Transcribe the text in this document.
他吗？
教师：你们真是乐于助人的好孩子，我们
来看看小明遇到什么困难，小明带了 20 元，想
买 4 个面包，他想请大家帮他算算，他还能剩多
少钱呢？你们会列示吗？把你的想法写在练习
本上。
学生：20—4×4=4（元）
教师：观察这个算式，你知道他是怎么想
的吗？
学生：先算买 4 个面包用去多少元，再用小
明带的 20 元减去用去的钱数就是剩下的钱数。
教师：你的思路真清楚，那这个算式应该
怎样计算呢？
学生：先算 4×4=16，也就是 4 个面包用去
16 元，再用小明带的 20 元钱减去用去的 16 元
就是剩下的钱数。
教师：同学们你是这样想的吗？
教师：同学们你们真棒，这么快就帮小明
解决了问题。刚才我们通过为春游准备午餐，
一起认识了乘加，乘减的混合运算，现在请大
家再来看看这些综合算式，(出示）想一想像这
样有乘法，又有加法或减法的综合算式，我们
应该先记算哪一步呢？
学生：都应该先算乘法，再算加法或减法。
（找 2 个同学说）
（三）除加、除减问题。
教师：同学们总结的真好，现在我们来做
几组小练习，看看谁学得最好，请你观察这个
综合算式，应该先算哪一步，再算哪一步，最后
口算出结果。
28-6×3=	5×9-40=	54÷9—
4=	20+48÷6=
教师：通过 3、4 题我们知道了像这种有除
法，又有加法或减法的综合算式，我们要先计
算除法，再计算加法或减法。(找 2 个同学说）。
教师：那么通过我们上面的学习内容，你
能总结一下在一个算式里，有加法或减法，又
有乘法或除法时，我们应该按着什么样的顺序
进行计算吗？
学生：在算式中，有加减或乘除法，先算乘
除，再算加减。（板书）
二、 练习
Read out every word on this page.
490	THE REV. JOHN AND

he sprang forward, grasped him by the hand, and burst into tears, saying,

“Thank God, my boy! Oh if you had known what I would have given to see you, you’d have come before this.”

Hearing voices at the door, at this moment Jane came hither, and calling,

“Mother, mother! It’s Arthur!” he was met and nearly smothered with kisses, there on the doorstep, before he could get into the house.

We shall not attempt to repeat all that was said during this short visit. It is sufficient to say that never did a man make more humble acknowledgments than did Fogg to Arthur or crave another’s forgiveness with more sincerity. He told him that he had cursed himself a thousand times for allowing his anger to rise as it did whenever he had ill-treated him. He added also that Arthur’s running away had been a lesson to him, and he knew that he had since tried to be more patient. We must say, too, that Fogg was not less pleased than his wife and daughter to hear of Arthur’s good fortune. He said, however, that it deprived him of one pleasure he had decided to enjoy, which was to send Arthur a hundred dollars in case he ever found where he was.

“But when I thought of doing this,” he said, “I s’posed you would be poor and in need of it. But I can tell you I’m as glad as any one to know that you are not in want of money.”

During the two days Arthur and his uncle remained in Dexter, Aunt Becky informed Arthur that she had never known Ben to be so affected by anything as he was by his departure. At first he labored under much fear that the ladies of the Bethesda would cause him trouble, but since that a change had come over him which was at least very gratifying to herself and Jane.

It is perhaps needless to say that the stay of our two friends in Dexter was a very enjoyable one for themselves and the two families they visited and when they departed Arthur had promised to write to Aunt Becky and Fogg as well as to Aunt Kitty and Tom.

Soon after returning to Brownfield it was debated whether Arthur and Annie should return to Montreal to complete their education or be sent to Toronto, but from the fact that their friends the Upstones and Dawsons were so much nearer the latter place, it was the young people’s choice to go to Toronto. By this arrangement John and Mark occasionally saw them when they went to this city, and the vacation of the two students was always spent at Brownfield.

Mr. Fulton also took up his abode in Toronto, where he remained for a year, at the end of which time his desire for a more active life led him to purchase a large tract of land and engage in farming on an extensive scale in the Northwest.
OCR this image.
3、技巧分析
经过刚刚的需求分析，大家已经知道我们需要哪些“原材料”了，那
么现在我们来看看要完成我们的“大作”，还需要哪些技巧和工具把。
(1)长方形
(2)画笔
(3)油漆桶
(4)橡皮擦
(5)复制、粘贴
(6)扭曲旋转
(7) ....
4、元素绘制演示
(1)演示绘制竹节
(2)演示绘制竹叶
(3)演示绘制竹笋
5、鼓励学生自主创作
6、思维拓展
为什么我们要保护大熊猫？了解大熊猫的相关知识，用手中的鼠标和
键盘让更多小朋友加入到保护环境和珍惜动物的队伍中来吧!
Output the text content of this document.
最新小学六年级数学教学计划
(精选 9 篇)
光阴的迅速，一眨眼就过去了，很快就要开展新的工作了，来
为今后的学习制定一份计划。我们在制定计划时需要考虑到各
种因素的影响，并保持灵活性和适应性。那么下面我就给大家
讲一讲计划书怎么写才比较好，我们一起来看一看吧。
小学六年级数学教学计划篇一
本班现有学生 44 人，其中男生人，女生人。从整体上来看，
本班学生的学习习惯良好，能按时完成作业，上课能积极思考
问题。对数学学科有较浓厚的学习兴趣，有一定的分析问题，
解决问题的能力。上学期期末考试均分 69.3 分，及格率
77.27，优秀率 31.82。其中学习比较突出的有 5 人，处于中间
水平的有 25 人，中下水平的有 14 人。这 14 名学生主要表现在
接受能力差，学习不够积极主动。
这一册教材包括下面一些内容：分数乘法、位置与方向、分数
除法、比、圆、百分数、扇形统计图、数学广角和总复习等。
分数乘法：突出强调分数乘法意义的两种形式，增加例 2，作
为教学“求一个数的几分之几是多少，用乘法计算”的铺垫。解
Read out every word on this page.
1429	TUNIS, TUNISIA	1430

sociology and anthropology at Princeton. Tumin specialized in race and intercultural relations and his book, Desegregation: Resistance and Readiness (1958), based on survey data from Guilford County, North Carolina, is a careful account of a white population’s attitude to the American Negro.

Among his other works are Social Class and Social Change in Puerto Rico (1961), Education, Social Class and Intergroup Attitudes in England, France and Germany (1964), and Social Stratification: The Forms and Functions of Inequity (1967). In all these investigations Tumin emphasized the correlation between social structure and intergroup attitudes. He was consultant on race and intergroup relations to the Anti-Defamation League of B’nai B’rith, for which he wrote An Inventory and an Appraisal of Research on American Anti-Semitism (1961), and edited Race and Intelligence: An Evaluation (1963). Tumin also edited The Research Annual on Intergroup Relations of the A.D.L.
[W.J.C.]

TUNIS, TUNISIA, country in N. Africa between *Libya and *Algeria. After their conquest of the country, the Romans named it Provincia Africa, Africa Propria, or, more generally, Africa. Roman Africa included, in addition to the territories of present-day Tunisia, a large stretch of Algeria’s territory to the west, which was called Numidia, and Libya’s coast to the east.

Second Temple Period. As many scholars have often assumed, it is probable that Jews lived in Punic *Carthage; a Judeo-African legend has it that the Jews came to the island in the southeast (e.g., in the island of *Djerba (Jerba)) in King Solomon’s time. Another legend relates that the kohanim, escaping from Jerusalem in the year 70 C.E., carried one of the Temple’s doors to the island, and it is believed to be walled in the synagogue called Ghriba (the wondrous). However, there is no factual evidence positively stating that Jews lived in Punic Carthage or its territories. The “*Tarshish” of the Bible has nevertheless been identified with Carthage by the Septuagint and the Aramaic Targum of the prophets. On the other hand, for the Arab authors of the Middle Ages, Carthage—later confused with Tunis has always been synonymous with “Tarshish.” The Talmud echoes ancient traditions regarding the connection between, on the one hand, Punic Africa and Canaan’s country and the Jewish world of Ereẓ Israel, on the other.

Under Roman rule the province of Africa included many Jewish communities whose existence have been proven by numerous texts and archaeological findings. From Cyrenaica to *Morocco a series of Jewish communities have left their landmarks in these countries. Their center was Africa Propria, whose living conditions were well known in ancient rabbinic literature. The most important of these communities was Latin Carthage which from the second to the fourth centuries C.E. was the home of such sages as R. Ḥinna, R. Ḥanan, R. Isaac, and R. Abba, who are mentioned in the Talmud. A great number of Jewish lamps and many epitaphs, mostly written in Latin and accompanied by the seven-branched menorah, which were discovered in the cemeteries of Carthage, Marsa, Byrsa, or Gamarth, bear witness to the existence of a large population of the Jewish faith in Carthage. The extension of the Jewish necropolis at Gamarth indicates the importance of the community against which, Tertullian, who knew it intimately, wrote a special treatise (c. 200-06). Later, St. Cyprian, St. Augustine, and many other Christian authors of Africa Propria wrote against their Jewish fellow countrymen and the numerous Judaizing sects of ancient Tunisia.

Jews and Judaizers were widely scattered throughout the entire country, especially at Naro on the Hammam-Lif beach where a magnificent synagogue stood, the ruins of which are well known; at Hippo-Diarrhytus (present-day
=-=-=-=-=
Instructions to follow: In the lines above, locate the string "Dexter". Copy every line where it occurs.

The completed task:
During the two days Arthur and his uncle remained in Dexter, Aunt Becky informed Arthur that she had never known Ben to be so affected by anything as he was by his departure. At first he labored under much fear that the ladies of the Bethesda would cause him trouble, but since that a change had come over him which was at least very gratifying to herself and Jane.
It is perhaps needless to say that the stay of our two friends in Dexter was a very enjoyable one for themselves and the two families they visited and when they departed Arthur had promised to write to Aunt Becky and Fogg as well as to Aunt Kitty and Tom.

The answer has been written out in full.